%%
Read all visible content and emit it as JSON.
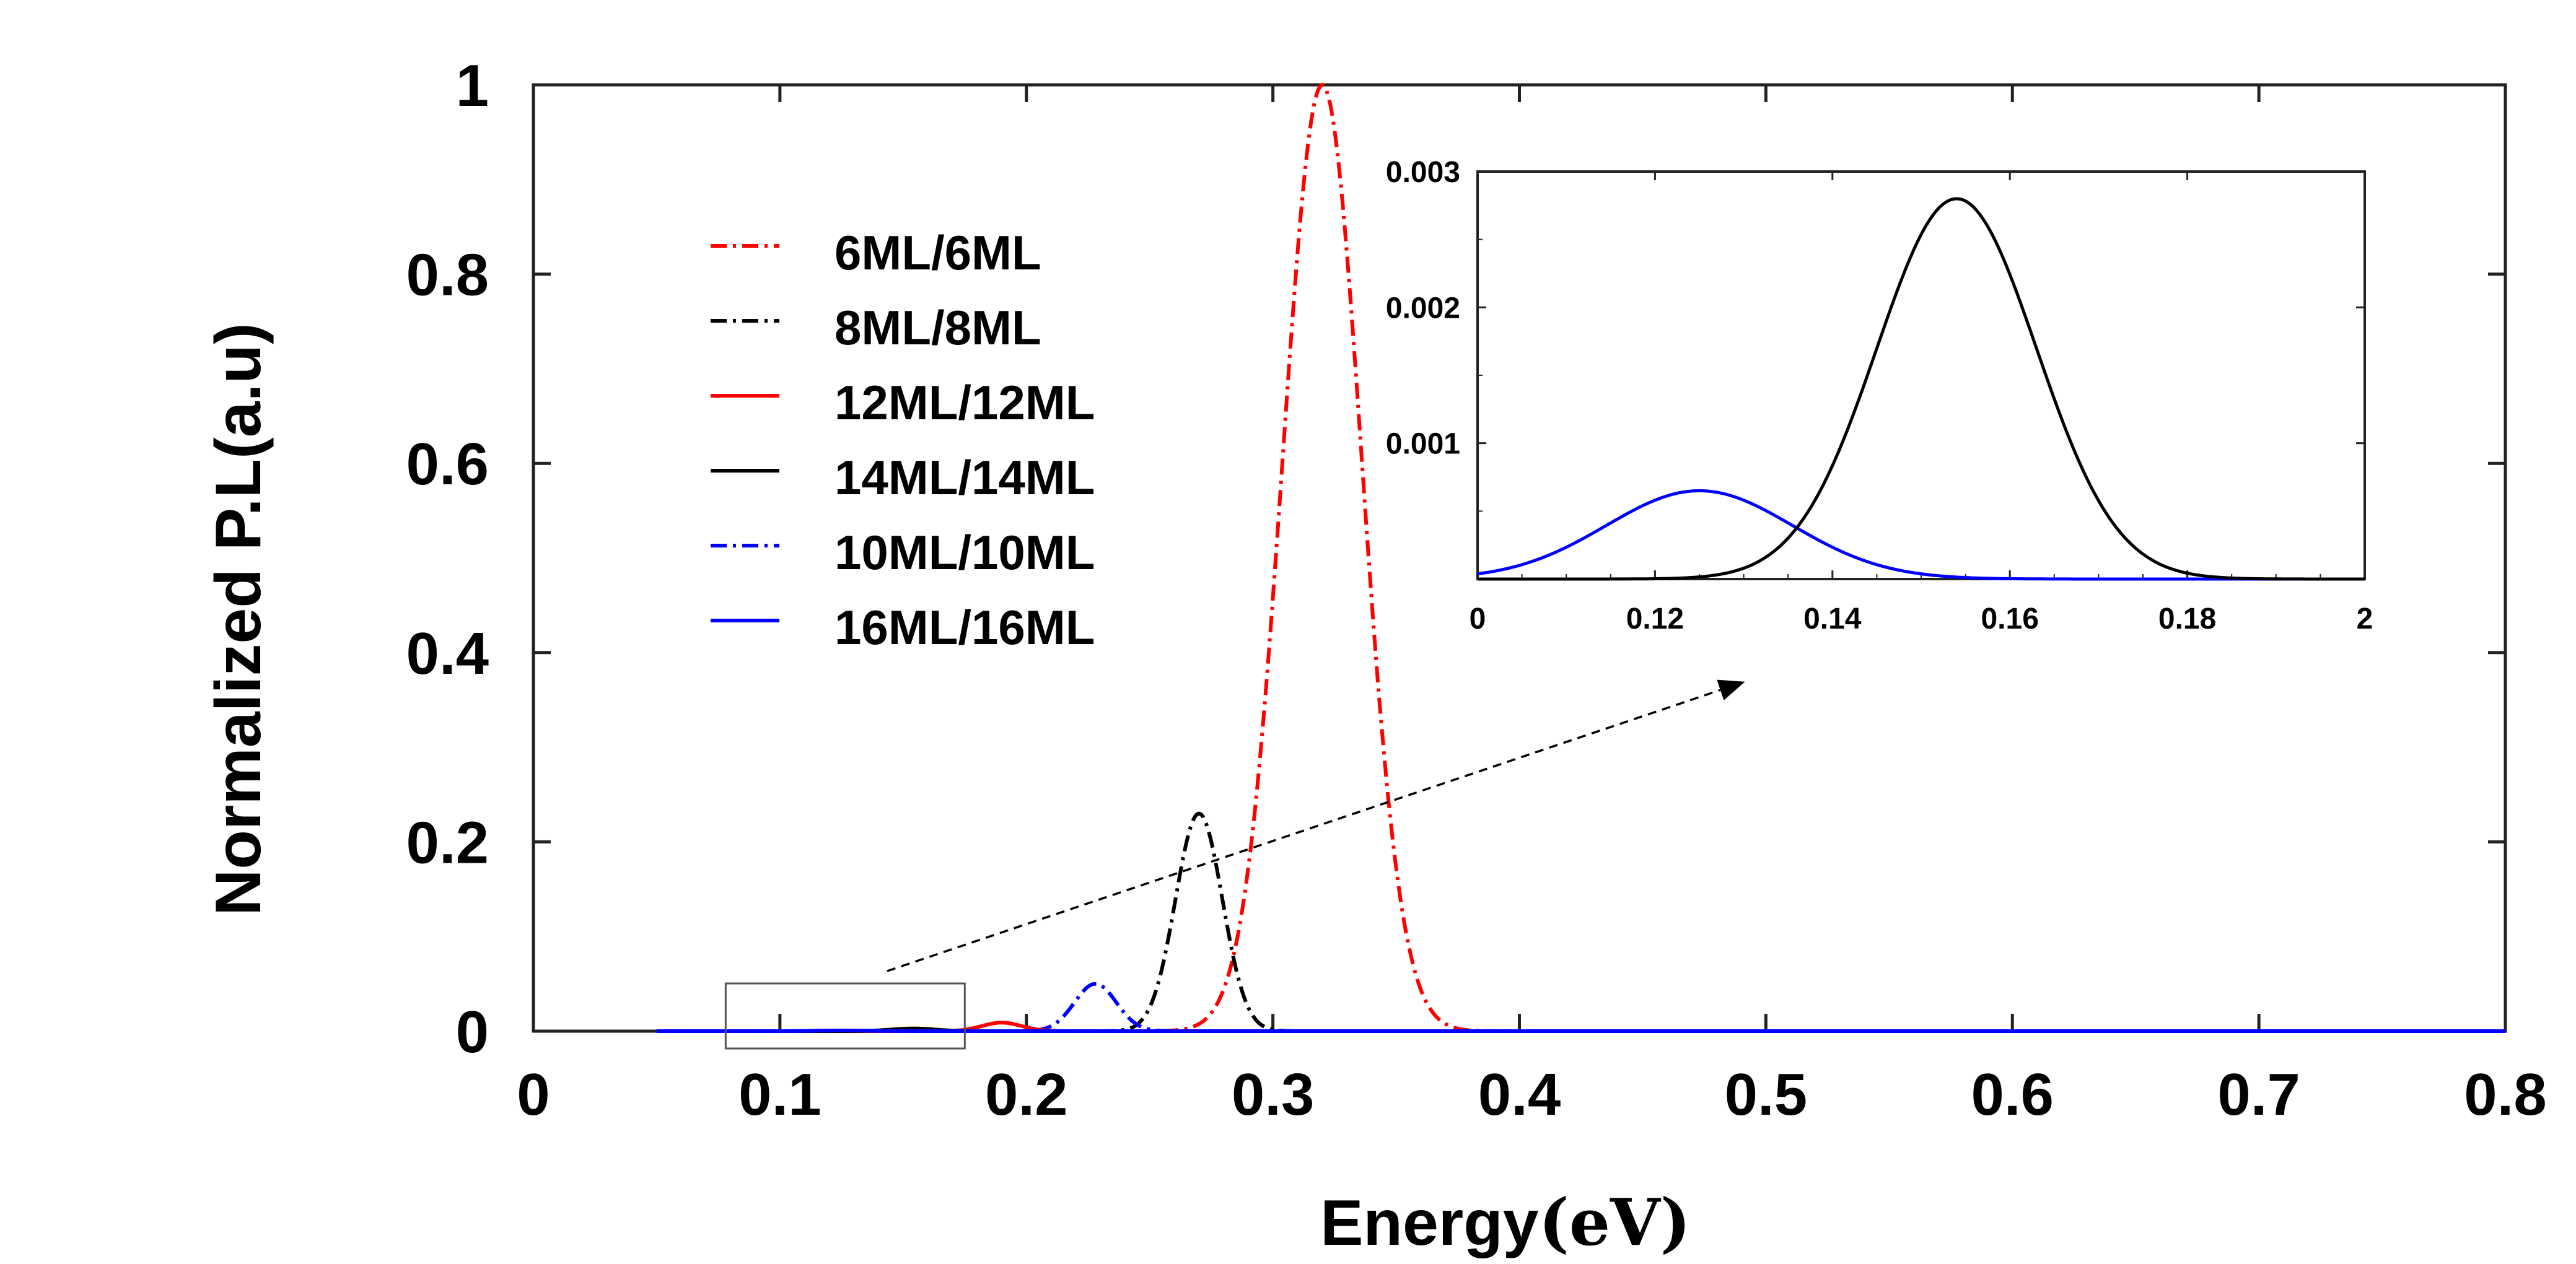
{
  "chart_data": {
    "type": "line",
    "title": "",
    "xlabel": "Energy",
    "xlabel_unit": "(eV)",
    "ylabel": "Normalized P.L(a.u)",
    "xlim": [
      0,
      0.8
    ],
    "ylim": [
      0,
      1
    ],
    "x_ticks": [
      "0",
      "0.1",
      "0.2",
      "0.3",
      "0.4",
      "0.5",
      "0.6",
      "0.7",
      "0.8"
    ],
    "y_ticks": [
      "0",
      "0.2",
      "0.4",
      "0.6",
      "0.8",
      "1"
    ],
    "grid": false,
    "legend_position": "top-left",
    "series": [
      {
        "name": "6ML/6ML",
        "color": "#ff0000",
        "dash": "dashdot",
        "peak_x": 0.32,
        "peak_y": 1.0,
        "width": 0.016
      },
      {
        "name": "8ML/8ML",
        "color": "#000000",
        "dash": "dashdot",
        "peak_x": 0.27,
        "peak_y": 0.23,
        "width": 0.0095
      },
      {
        "name": "12ML/12ML",
        "color": "#ff0000",
        "dash": "solid",
        "peak_x": 0.19,
        "peak_y": 0.009,
        "width": 0.008
      },
      {
        "name": "14ML/14ML",
        "color": "#000000",
        "dash": "solid",
        "peak_x": 0.154,
        "peak_y": 0.0028,
        "width": 0.009
      },
      {
        "name": "10ML/10ML",
        "color": "#0000ff",
        "dash": "dashdot",
        "peak_x": 0.228,
        "peak_y": 0.05,
        "width": 0.0085
      },
      {
        "name": "16ML/16ML",
        "color": "#0000ff",
        "dash": "solid",
        "peak_x": 0.125,
        "peak_y": 0.00065,
        "width": 0.0105
      }
    ],
    "zoom_region": {
      "x_range": [
        0.078,
        0.175
      ],
      "y_range": [
        0,
        0.004
      ]
    },
    "inset": {
      "x_ticks": [
        "0",
        "0.12",
        "0.14",
        "0.16",
        "0.18",
        "2"
      ],
      "y_ticks": [
        "0.001",
        "0.002",
        "0.003"
      ],
      "xlim": [
        0.1,
        0.2
      ],
      "ylim": [
        0,
        0.003
      ],
      "series": [
        "16ML/16ML",
        "14ML/14ML"
      ]
    }
  }
}
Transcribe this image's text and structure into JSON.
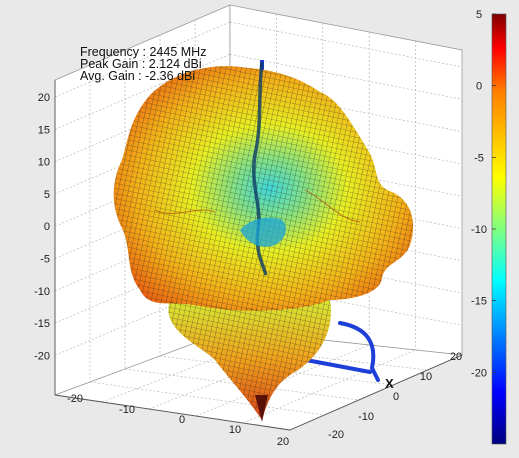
{
  "chart_data": {
    "type": "surface3d",
    "title": "",
    "annotations": [
      {
        "label": "Frequency",
        "value": "2445 MHz"
      },
      {
        "label": "Peak Gain",
        "value": "2.124 dBi"
      },
      {
        "label": "Avg. Gain",
        "value": "-2.36 dBi"
      }
    ],
    "z_ticks": [
      "20",
      "15",
      "10",
      "5",
      "0",
      "-5",
      "-10",
      "-15",
      "-20"
    ],
    "x_ticks": [
      "-20",
      "-10",
      "0",
      "10",
      "20"
    ],
    "y_ticks": [
      "20",
      "10",
      "0",
      "-10",
      "-20"
    ],
    "x_axis_label": "X",
    "colorbar": {
      "ticks": [
        "5",
        "0",
        "-5",
        "-10",
        "-15",
        "-20"
      ],
      "range": [
        -25,
        5
      ],
      "colormap": [
        "#00007f",
        "#0000ff",
        "#00ffff",
        "#ffff00",
        "#ff7f00",
        "#ff0000",
        "#7f0000"
      ]
    },
    "gain_range_dbi": [
      -25,
      2.124
    ],
    "grid": true
  }
}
%%
_What is needed_: Your copy should match the records word for word, with the pictures removed.

_Solution_:
Read all visible content and emit it as JSON.
{
  "chart_data": {
    "type": "line",
    "title": "",
    "xlabel": "Energy",
    "xlabel_unit": "(eV)",
    "ylabel": "Normalized P.L(a.u)",
    "xlim": [
      0,
      0.8
    ],
    "ylim": [
      0,
      1
    ],
    "x_ticks": [
      "0",
      "0.1",
      "0.2",
      "0.3",
      "0.4",
      "0.5",
      "0.6",
      "0.7",
      "0.8"
    ],
    "y_ticks": [
      "0",
      "0.2",
      "0.4",
      "0.6",
      "0.8",
      "1"
    ],
    "grid": false,
    "legend_position": "top-left",
    "series": [
      {
        "name": "6ML/6ML",
        "color": "#ff0000",
        "dash": "dashdot",
        "peak_x": 0.32,
        "peak_y": 1.0,
        "width": 0.016
      },
      {
        "name": "8ML/8ML",
        "color": "#000000",
        "dash": "dashdot",
        "peak_x": 0.27,
        "peak_y": 0.23,
        "width": 0.0095
      },
      {
        "name": "12ML/12ML",
        "color": "#ff0000",
        "dash": "solid",
        "peak_x": 0.19,
        "peak_y": 0.009,
        "width": 0.008
      },
      {
        "name": "14ML/14ML",
        "color": "#000000",
        "dash": "solid",
        "peak_x": 0.154,
        "peak_y": 0.0028,
        "width": 0.009
      },
      {
        "name": "10ML/10ML",
        "color": "#0000ff",
        "dash": "dashdot",
        "peak_x": 0.228,
        "peak_y": 0.05,
        "width": 0.0085
      },
      {
        "name": "16ML/16ML",
        "color": "#0000ff",
        "dash": "solid",
        "peak_x": 0.125,
        "peak_y": 0.00065,
        "width": 0.0105
      }
    ],
    "zoom_region": {
      "x_range": [
        0.078,
        0.175
      ],
      "y_range": [
        0,
        0.004
      ]
    },
    "inset": {
      "x_ticks": [
        "0",
        "0.12",
        "0.14",
        "0.16",
        "0.18",
        "2"
      ],
      "y_ticks": [
        "0.001",
        "0.002",
        "0.003"
      ],
      "xlim": [
        0.1,
        0.2
      ],
      "ylim": [
        0,
        0.003
      ],
      "series": [
        "16ML/16ML",
        "14ML/14ML"
      ]
    }
  }
}
Transcribe this image's text and structure into JSON.
{
  "chart_data": {
    "type": "surface3d",
    "title": "",
    "annotations": [
      {
        "label": "Frequency",
        "value": "2445 MHz"
      },
      {
        "label": "Peak Gain",
        "value": "2.124 dBi"
      },
      {
        "label": "Avg. Gain",
        "value": "-2.36 dBi"
      }
    ],
    "z_ticks": [
      "20",
      "15",
      "10",
      "5",
      "0",
      "-5",
      "-10",
      "-15",
      "-20"
    ],
    "x_ticks": [
      "-20",
      "-10",
      "0",
      "10",
      "20"
    ],
    "y_ticks": [
      "20",
      "10",
      "0",
      "-10",
      "-20"
    ],
    "x_axis_label": "X",
    "colorbar": {
      "ticks": [
        "5",
        "0",
        "-5",
        "-10",
        "-15",
        "-20"
      ],
      "range": [
        -25,
        5
      ],
      "colormap": [
        "#00007f",
        "#0000ff",
        "#00ffff",
        "#ffff00",
        "#ff7f00",
        "#ff0000",
        "#7f0000"
      ]
    },
    "gain_range_dbi": [
      -25,
      2.124
    ],
    "grid": true
  }
}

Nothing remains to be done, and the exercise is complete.